§ STORED ROWS:

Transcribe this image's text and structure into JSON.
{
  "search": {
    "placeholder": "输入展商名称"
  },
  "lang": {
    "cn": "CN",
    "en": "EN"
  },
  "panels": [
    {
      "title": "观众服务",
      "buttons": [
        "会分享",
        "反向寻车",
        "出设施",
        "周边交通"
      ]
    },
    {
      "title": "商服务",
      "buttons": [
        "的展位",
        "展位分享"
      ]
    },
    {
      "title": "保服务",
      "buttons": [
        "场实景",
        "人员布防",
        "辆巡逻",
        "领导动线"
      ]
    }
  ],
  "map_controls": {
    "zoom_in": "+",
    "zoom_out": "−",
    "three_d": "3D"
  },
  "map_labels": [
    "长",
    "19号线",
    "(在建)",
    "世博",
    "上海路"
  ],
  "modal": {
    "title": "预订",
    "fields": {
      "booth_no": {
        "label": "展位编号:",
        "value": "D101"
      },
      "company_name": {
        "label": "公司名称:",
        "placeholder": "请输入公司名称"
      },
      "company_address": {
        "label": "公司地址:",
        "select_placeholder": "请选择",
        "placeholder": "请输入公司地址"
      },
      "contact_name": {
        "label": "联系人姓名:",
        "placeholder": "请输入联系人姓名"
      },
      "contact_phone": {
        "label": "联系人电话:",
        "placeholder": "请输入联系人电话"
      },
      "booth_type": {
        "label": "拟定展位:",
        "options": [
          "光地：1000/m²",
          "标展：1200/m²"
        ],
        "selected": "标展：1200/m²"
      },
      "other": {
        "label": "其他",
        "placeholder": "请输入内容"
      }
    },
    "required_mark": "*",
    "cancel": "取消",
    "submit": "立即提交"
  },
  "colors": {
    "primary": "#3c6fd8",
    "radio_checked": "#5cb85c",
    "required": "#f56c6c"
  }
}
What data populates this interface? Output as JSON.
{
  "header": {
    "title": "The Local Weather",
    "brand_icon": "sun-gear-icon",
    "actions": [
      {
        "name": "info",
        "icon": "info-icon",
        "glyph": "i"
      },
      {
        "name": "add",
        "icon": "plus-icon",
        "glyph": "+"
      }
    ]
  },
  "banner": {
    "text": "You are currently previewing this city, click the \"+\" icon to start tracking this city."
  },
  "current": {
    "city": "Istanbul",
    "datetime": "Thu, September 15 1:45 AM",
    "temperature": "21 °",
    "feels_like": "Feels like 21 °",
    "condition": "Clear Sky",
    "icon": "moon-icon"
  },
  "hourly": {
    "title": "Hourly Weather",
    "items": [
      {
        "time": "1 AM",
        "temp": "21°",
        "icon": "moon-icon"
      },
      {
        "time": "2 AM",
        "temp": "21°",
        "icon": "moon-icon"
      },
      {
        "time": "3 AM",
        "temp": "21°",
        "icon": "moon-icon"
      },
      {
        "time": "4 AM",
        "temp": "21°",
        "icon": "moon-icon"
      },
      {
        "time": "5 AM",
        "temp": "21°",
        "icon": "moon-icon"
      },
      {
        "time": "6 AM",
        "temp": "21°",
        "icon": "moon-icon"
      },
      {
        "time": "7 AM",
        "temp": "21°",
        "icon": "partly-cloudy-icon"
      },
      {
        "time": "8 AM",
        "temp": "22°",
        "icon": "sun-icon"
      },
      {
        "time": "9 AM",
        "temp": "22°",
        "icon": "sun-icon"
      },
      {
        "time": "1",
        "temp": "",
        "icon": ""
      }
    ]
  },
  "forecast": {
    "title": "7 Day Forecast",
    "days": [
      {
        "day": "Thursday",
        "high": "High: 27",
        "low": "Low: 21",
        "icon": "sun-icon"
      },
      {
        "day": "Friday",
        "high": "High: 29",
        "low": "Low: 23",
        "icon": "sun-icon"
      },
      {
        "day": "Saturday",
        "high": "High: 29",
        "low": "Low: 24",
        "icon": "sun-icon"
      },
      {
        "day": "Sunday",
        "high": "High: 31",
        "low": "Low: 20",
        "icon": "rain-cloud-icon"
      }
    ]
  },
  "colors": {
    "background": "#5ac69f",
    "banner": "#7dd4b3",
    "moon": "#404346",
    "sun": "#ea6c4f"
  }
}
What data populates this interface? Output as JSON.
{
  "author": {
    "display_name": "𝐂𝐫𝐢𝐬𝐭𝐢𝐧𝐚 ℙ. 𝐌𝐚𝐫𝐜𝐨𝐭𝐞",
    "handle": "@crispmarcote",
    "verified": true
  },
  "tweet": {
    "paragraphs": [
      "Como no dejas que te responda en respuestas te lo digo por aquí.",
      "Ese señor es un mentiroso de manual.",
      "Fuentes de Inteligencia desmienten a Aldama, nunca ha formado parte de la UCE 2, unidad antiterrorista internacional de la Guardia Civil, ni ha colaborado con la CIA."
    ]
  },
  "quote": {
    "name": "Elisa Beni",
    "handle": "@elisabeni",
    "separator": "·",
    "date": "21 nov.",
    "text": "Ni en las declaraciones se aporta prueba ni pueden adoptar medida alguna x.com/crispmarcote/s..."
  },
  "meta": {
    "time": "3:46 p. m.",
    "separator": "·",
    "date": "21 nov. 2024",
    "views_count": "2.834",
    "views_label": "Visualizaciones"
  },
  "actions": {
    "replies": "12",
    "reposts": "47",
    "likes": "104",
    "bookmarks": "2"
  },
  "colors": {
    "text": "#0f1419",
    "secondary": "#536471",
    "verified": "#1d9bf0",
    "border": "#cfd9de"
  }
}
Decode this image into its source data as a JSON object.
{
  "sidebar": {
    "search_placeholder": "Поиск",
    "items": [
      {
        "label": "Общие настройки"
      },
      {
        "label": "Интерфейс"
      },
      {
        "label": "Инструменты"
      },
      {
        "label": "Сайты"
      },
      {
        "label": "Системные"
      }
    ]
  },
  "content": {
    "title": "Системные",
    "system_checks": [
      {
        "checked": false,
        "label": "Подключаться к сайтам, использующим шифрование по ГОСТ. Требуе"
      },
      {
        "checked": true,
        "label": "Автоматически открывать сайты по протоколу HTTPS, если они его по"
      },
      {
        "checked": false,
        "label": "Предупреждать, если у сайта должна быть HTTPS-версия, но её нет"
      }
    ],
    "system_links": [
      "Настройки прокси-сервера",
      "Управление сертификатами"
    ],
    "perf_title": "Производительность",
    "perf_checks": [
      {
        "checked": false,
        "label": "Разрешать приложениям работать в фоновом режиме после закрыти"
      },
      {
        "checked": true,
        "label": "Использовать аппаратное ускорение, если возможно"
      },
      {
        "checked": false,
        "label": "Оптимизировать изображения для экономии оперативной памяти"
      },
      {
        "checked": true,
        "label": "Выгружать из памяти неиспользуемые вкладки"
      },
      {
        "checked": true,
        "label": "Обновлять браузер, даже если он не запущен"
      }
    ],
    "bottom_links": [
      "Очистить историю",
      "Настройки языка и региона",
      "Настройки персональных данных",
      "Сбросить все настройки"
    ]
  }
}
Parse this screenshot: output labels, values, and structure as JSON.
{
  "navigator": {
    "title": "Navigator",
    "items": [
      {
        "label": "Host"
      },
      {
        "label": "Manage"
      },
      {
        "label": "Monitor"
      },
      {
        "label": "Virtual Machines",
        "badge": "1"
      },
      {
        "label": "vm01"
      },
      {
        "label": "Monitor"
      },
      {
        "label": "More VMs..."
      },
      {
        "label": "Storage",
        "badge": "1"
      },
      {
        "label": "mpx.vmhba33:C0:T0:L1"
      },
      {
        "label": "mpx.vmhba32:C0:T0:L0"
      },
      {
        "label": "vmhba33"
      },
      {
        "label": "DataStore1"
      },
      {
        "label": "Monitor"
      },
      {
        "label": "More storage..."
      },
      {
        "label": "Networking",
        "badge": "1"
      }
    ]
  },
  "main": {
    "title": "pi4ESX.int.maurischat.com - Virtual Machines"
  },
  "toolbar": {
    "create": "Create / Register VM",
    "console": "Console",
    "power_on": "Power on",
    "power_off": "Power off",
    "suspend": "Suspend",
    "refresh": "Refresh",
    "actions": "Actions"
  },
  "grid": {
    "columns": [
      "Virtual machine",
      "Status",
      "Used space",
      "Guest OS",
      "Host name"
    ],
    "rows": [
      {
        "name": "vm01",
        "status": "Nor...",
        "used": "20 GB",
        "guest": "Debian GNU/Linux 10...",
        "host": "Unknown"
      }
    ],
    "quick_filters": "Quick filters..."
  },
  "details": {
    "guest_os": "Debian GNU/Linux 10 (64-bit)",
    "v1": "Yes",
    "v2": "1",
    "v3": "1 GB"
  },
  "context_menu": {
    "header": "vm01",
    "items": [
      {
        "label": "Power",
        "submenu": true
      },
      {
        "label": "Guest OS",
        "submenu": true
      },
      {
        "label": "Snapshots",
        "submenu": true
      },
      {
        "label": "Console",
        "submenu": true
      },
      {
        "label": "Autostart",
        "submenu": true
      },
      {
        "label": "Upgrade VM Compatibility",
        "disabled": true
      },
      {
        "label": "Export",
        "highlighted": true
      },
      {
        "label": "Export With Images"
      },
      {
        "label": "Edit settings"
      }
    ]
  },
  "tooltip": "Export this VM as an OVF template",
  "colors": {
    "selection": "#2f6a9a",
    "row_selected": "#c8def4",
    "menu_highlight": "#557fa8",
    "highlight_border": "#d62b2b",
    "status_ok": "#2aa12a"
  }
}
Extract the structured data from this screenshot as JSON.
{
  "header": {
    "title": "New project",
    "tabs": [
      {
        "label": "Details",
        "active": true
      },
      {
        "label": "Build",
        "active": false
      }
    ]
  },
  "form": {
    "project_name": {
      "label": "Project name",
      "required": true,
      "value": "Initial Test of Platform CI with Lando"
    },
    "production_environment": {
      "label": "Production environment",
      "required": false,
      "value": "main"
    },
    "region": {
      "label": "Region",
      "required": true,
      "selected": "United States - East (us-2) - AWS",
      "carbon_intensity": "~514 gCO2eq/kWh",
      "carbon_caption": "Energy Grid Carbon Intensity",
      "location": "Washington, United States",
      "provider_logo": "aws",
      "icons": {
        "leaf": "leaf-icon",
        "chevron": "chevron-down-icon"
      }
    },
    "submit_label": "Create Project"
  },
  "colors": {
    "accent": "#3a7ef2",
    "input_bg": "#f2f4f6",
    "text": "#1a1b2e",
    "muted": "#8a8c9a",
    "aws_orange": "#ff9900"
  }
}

§ WHAT TO WORK ON: Search the data for the string "United". List each line that has it.

§ THE RESULT:
      "selected": "United States - East (us-2) - AWS",
      "location": "Washington, United States",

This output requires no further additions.